[Data items]
____
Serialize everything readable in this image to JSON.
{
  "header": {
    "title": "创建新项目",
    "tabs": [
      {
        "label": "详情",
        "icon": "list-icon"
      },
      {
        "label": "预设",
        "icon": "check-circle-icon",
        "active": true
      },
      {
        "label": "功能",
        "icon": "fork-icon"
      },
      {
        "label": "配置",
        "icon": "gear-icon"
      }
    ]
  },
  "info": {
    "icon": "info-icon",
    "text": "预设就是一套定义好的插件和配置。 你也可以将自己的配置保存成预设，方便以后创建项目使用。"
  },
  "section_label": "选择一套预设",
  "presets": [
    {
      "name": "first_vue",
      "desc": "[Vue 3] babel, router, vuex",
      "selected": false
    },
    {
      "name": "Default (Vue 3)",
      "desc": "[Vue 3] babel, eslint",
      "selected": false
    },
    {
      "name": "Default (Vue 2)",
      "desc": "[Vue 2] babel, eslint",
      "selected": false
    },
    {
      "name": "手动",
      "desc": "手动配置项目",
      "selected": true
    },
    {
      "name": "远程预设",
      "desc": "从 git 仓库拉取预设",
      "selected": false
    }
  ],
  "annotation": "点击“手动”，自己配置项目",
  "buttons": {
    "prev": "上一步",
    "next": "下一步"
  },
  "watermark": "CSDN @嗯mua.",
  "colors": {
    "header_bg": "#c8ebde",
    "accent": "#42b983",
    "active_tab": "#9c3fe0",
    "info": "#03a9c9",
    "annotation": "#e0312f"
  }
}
____
WHAT IS EXPECTED:
Your task is to repeat each line of the material exactly.

RESULT:
Serialize everything readable in this image to JSON.
{
  "header": {
    "title": "创建新项目",
    "tabs": [
      {
        "label": "详情",
        "icon": "list-icon"
      },
      {
        "label": "预设",
        "icon": "check-circle-icon",
        "active": true
      },
      {
        "label": "功能",
        "icon": "fork-icon"
      },
      {
        "label": "配置",
        "icon": "gear-icon"
      }
    ]
  },
  "info": {
    "icon": "info-icon",
    "text": "预设就是一套定义好的插件和配置。 你也可以将自己的配置保存成预设，方便以后创建项目使用。"
  },
  "section_label": "选择一套预设",
  "presets": [
    {
      "name": "first_vue",
      "desc": "[Vue 3] babel, router, vuex",
      "selected": false
    },
    {
      "name": "Default (Vue 3)",
      "desc": "[Vue 3] babel, eslint",
      "selected": false
    },
    {
      "name": "Default (Vue 2)",
      "desc": "[Vue 2] babel, eslint",
      "selected": false
    },
    {
      "name": "手动",
      "desc": "手动配置项目",
      "selected": true
    },
    {
      "name": "远程预设",
      "desc": "从 git 仓库拉取预设",
      "selected": false
    }
  ],
  "annotation": "点击“手动”，自己配置项目",
  "buttons": {
    "prev": "上一步",
    "next": "下一步"
  },
  "watermark": "CSDN @嗯mua.",
  "colors": {
    "header_bg": "#c8ebde",
    "accent": "#42b983",
    "active_tab": "#9c3fe0",
    "info": "#03a9c9",
    "annotation": "#e0312f"
  }
}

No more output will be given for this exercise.